Write out the material exactly, without any of its pictures.

--

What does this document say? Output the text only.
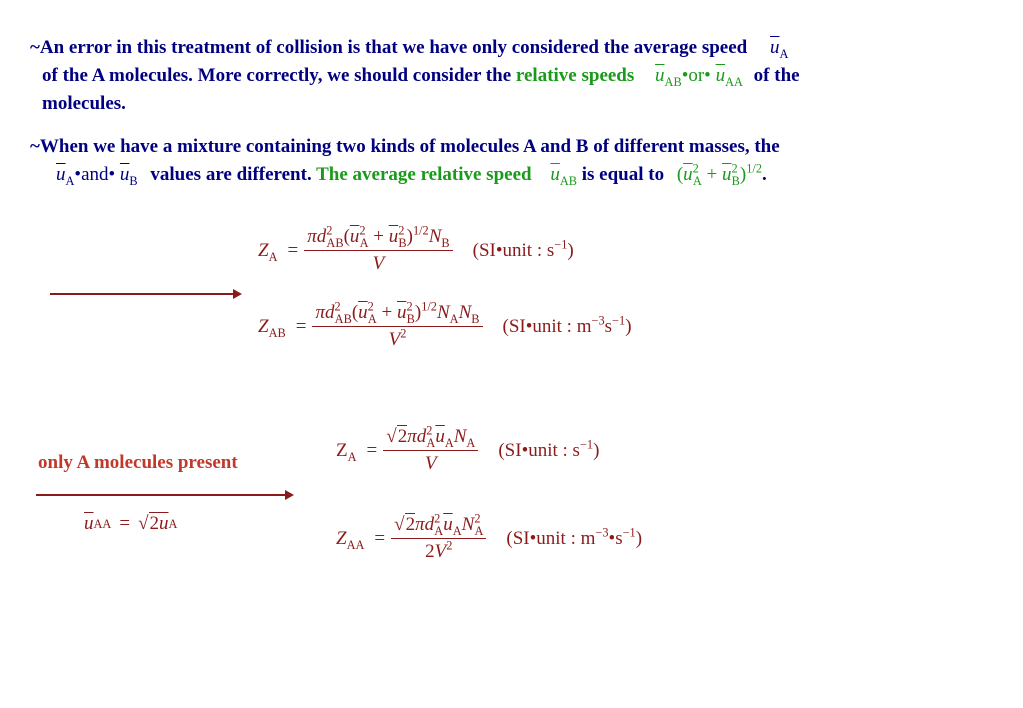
~An error in this treatment of collision is that we have only considered the average speed $\overline{u}_A$
of the A molecules. More correctly, we should consider the relative speeds $\overline{u}_{AB}•or•$ $\overline{u}_{AA}$ of the
molecules.
~When we have a mixture containing two kinds of molecules A and B of different masses, the
$\overline{u}_A•and•$ $\overline{u}_B$ values are different. The average relative speed $\overline{u}_{AB}$ is equal to $(\overline{u}^2_A + \overline{u}^2_B)^{1/2}$.
$Z_A = \frac{\pi d^2_{AB}(\overline{u}^2_A + \overline{u}^2_B)^{1/2}N_B}{V}$ (SI•unit : $s^{-1}$)
$Z_{AB} = \frac{\pi d^2_{AB}(\overline{u}^2_A + \overline{u}^2_B)^{1/2}N_AN_B}{V^2}$ (SI•unit : $m^{-3}s^{-1}$)
only A molecules present
$\overline{u}$ AA = √ 2 $\overline{u}$ A
$Z_A = \frac{√2\pi d^2_A\overline{u}_AN_A}{V}$ (SI•unit : $s^{-1}$)
$Z_{AA} = \frac{√2\pi d^2_A\overline{u}_AN^2_A}{2V^2}$ (SI•unit : $m^{-3}•s^{-1}$)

--

# EXERCISE OUTPUT
What does this document say? Output the text only.
~An error in this treatment of collision is that we have only considered the average speed $\overline{u}_A$
of the A molecules. More correctly, we should consider the relative speeds $\overline{u}_{AB}•or•$ $\overline{u}_{AA}$ of the
molecules.
~When we have a mixture containing two kinds of molecules A and B of different masses, the
$\overline{u}_A•and•$ $\overline{u}_B$ values are different. The average relative speed $\overline{u}_{AB}$ is equal to $(\overline{u}^2_A + \overline{u}^2_B)^{1/2}$.
$Z_A = \frac{\pi d^2_{AB}(\overline{u}^2_A + \overline{u}^2_B)^{1/2}N_B}{V}$ (SI•unit : $s^{-1}$)
$Z_{AB} = \frac{\pi d^2_{AB}(\overline{u}^2_A + \overline{u}^2_B)^{1/2}N_AN_B}{V^2}$ (SI•unit : $m^{-3}s^{-1}$)
only A molecules present
$\overline{u}$ AA = √ 2 $\overline{u}$ A
$Z_A = \frac{√2\pi d^2_A\overline{u}_AN_A}{V}$ (SI•unit : $s^{-1}$)
$Z_{AA} = \frac{√2\pi d^2_A\overline{u}_AN^2_A}{2V^2}$ (SI•unit : $m^{-3}•s^{-1}$)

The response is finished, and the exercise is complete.